- EXERCISE TASK A
According to the journal entry about a bad day, how long have the writer and Dan been together?
- EXERCISE TASK B
Continue the journal entry about a bad day, starting right after its last sentence.

── TEXT SEGMENT ──

(no subject)

Dec 18, 2008 21:33

so overall things have been wonderful with my life. dan and i have been together 5 months, and things are generally good.

but today was just one of those day where nothing went right, and it got progressively worse all day. so i need to vent.

first of all its the wrong week of the month for a "when it rains it pours" kind of day.

last night dan and i had an argument about how I don't really like being around the drug scene anymore. we want to take a cruise next summer as a kind of anniversary trip. thats fine, i was really looking forward to it. then he starts talkng about doing drugs on the ship and stuff, plus all his guy/druggy friends are going. romantic, right?i separated myself from the drug scene years ago, i hate being around it. so no offense, but after 4 terrible years of dealing with that stuff, that's not my idea of the perfect one year anniversary cruise. so i said if that was the case i wasnt going. and the fact that i'm hormonal, and kinda tipsy, i started to cry. and then he said he wasnt going if i wasnt and how he couldnt control his friends and all that....and i felt really guilty for speaking my mind. but what am i supposed to say? honestly? i spent four years taking care of coke addicts and its not my idea of a good time. but i apologized, and let go the new years eve argument before it even started, because essentially its the same thing. although its not going to go well in a few days when its gonna happen anyway.

but anywho...we made up and things were good. so this morning his alarm went off for almost 2 hours but that wasn't the worst thing that could happen. i ended up getting up early anyway. big deal. i'm exhausted now though.

───
── GIVEN ENTRIES ──

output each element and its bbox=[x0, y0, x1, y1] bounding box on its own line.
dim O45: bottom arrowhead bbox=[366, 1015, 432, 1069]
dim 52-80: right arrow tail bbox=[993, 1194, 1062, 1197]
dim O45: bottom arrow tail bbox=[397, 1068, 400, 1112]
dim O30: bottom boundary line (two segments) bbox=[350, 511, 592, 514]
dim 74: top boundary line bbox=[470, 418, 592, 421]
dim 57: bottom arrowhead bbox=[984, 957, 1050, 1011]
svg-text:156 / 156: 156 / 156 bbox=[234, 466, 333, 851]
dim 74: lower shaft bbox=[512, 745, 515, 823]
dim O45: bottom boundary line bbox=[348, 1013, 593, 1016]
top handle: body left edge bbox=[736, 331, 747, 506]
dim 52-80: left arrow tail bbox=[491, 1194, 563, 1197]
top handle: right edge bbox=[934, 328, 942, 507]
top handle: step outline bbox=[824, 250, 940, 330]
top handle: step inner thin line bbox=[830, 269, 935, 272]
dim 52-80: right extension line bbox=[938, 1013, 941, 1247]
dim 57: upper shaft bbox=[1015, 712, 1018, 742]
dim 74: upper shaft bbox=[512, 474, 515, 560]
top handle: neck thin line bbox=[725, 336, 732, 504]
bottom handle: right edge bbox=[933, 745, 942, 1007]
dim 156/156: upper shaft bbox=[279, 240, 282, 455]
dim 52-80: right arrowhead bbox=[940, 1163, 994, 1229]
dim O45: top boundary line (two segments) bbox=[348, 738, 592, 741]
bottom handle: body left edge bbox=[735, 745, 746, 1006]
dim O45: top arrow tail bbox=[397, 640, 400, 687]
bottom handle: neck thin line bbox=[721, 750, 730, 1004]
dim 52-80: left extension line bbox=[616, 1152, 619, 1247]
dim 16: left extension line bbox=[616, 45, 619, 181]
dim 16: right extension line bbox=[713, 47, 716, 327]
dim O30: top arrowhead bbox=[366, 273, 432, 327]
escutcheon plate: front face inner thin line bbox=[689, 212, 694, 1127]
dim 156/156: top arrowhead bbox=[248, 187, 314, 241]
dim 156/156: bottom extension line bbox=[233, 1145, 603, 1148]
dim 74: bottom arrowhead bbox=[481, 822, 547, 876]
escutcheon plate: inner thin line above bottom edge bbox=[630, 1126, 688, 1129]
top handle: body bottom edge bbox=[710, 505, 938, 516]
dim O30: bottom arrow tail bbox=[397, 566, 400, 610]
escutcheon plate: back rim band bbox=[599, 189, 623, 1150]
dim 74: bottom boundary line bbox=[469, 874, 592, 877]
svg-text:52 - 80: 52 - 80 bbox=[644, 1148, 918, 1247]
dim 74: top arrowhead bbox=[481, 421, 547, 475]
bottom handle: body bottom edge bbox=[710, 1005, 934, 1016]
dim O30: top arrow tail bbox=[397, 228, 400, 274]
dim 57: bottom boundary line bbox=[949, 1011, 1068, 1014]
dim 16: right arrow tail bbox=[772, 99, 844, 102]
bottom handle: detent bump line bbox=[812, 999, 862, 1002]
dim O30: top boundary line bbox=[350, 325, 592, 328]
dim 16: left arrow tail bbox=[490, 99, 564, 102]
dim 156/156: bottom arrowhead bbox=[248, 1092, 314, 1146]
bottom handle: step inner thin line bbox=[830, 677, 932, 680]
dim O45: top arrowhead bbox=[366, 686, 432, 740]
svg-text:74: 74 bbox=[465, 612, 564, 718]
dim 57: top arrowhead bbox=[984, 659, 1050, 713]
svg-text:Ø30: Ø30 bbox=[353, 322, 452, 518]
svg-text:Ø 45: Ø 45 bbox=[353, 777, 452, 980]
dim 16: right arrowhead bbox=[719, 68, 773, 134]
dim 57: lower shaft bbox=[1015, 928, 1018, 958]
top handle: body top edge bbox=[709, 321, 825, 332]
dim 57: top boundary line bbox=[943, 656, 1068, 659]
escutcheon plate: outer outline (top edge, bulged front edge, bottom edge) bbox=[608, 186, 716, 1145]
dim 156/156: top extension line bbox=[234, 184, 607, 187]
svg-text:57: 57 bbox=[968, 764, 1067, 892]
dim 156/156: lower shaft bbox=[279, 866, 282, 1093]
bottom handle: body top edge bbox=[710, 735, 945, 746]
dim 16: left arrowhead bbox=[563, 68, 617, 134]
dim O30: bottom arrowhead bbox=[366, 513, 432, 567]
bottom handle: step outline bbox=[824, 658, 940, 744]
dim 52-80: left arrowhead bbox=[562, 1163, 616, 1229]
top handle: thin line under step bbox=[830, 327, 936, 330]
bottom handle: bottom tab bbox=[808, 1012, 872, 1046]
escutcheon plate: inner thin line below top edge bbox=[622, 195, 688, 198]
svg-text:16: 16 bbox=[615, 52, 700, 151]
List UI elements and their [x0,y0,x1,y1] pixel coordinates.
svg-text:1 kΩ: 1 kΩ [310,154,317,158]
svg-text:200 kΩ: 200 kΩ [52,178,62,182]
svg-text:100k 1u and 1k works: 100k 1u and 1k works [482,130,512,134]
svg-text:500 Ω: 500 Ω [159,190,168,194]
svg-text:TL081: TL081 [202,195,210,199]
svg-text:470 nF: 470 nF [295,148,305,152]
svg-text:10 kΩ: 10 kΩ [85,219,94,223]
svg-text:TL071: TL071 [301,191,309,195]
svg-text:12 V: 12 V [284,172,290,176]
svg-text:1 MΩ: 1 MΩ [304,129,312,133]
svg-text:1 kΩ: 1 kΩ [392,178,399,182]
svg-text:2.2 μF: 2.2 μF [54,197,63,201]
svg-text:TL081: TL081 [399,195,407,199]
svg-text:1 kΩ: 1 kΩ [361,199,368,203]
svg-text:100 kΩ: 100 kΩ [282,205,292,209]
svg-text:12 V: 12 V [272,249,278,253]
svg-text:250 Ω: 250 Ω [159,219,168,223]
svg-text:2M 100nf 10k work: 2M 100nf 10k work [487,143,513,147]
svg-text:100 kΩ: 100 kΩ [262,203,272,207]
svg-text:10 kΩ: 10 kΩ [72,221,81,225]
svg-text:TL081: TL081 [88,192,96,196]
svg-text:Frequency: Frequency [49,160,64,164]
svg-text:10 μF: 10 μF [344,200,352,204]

───

- WRITTEN REPLY A
Five months.

- WRITTEN REPLY B
so i left for work an hour earlier than normal today, thinking i'd run to the bank since i didnt have time last night, and then go to work early to get some hours. well the bank thing went well, but i get back in my car and my gas light is on...no big deal i'm across the street from sheetz. well, unfortunately i didnt get cash out at the bank and my debit card was in my other coat...in my house. so i  tried activating my new credit card in the parking lot, but couldnt understand the foreign  bitch on the other side of the conversation. luckily, sheetz still takes checks, even if it took forever, at least i still got to work. but not early. i walked in a few minutes before i was scheduled.

work wasnt fun either. someone was on a powertrip, and claimed that in a lull in customers (granted we were ridic busy moments before for quite a while) while i was leaning against a wall, obviously they didn't even need me there so they didnt know why i was scheduled. i work hard there, i dont need anyone to tell me that i'm not needed. then they made me fucking fill the coke machine because i wasn't doing anything at that moment. oops.

the rest of the day pretty much went like that...and then we couldnt even close on time because some lady had to ask a million questions...after we were closed and were trying to lock the door.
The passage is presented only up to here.